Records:
------------

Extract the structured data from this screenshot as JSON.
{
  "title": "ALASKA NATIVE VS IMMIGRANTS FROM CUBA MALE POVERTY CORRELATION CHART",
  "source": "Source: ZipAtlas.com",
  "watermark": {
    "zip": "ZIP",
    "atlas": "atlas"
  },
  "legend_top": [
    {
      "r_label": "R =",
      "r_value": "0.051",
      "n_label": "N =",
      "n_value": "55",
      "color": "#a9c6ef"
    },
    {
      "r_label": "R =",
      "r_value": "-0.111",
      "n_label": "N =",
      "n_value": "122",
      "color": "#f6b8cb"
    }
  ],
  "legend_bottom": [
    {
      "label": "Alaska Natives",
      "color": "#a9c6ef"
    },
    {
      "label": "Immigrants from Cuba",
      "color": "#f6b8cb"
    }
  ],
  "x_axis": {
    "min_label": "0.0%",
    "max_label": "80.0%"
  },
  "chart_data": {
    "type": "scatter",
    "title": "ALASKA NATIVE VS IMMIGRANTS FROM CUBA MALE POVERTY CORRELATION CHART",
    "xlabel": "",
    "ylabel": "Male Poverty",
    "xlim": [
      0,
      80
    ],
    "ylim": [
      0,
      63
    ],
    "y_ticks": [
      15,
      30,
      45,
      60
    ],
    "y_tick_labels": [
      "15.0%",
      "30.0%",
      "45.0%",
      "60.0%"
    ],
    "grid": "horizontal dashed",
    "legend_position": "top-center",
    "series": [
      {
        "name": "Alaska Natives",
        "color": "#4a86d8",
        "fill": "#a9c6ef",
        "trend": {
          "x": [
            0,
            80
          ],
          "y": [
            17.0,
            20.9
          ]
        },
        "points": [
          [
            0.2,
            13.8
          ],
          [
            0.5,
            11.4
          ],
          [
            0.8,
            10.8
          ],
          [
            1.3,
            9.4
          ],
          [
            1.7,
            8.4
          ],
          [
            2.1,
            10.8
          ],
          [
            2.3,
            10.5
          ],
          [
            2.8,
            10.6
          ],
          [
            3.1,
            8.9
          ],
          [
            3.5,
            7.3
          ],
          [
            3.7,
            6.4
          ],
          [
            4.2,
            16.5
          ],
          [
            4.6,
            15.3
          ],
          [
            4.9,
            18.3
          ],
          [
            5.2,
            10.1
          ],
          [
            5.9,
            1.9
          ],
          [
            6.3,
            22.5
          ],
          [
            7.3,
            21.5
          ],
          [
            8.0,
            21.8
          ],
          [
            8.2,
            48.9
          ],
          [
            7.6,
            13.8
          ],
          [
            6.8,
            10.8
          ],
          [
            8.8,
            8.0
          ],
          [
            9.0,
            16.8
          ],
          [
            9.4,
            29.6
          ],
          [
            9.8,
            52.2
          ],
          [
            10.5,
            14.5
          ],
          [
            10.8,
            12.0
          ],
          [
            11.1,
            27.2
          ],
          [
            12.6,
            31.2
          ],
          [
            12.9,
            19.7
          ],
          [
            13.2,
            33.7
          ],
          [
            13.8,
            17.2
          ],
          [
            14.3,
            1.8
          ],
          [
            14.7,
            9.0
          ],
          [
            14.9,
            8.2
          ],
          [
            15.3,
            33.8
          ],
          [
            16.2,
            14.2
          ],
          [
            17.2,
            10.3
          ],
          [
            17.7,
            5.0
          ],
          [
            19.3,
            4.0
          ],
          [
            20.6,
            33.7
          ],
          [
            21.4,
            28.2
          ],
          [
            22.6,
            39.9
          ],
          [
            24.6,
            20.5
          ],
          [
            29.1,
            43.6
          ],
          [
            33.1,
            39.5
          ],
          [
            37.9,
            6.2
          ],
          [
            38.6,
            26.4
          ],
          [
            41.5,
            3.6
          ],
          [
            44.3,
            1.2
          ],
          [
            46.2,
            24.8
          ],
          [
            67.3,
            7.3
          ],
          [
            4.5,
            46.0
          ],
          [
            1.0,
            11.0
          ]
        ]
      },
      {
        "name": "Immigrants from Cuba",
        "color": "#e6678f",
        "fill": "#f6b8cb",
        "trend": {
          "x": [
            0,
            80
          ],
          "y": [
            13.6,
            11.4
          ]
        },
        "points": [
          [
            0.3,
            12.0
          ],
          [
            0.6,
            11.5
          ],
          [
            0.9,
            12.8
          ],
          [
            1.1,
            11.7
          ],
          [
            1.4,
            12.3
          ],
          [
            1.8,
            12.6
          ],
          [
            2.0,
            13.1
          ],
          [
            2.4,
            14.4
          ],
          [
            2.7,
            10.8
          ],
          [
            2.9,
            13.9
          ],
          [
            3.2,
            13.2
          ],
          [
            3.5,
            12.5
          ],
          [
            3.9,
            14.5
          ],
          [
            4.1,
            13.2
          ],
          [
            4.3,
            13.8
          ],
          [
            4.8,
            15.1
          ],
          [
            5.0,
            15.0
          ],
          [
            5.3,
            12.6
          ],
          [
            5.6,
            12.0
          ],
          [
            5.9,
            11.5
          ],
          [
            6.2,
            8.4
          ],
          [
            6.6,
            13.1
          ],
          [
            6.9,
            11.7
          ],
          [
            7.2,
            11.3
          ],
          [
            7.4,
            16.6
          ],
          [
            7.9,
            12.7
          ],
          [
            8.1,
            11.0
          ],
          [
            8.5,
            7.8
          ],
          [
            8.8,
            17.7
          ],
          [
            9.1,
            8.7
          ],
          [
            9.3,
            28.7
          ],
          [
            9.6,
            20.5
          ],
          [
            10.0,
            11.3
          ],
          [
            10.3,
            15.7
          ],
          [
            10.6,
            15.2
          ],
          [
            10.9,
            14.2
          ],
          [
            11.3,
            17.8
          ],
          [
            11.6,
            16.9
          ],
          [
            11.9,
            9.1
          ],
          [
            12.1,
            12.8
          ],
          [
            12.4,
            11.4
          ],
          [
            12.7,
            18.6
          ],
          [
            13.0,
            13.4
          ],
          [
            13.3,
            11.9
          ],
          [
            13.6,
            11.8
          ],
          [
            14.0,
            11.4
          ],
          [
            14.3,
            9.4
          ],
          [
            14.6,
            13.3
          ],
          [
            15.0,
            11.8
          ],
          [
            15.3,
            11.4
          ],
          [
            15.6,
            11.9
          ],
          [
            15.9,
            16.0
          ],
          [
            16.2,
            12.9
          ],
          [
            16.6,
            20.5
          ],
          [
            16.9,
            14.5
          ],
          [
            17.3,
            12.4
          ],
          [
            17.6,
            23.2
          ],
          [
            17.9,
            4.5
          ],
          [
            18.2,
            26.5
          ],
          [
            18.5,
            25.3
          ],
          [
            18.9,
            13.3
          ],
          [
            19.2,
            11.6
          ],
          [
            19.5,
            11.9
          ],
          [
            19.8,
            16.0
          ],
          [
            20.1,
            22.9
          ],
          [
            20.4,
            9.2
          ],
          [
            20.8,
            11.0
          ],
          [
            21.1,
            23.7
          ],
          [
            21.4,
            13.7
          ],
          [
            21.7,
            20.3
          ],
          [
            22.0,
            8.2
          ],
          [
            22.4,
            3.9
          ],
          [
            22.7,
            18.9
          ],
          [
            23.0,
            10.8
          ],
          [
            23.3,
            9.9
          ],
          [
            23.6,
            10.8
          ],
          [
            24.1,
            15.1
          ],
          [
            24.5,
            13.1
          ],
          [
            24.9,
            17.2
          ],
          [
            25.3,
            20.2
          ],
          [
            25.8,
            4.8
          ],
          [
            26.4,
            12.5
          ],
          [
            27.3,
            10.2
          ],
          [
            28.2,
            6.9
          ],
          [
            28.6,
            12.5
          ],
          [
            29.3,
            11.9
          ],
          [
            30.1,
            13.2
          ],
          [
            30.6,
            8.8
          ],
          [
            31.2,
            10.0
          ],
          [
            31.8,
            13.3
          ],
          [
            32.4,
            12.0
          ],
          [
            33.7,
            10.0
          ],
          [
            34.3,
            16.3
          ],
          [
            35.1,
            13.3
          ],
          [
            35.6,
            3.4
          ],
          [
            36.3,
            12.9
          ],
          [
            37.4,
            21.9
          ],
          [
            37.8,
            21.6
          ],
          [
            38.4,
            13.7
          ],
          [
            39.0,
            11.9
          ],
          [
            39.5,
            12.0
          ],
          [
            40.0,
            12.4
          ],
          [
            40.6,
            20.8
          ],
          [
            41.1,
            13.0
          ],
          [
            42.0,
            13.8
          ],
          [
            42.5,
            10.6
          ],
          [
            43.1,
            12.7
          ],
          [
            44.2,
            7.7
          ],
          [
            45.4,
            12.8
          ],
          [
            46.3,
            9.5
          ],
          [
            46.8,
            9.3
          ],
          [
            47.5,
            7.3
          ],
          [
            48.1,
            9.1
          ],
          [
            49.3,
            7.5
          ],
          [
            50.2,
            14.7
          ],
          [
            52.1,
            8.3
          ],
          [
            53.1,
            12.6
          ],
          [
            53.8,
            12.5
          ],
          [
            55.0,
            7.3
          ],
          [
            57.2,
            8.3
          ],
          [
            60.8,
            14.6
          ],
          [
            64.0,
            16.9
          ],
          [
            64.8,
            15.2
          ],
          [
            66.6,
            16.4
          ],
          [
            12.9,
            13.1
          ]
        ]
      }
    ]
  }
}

------------

**THE TASK:**
Show the lines of the records that contain the word "title".

**COMPLETED TASK:**
  "title": "ALASKA NATIVE VS IMMIGRANTS FROM CUBA MALE POVERTY CORRELATION CHART",
    "title": "ALASKA NATIVE VS IMMIGRANTS FROM CUBA MALE POVERTY CORRELATION CHART",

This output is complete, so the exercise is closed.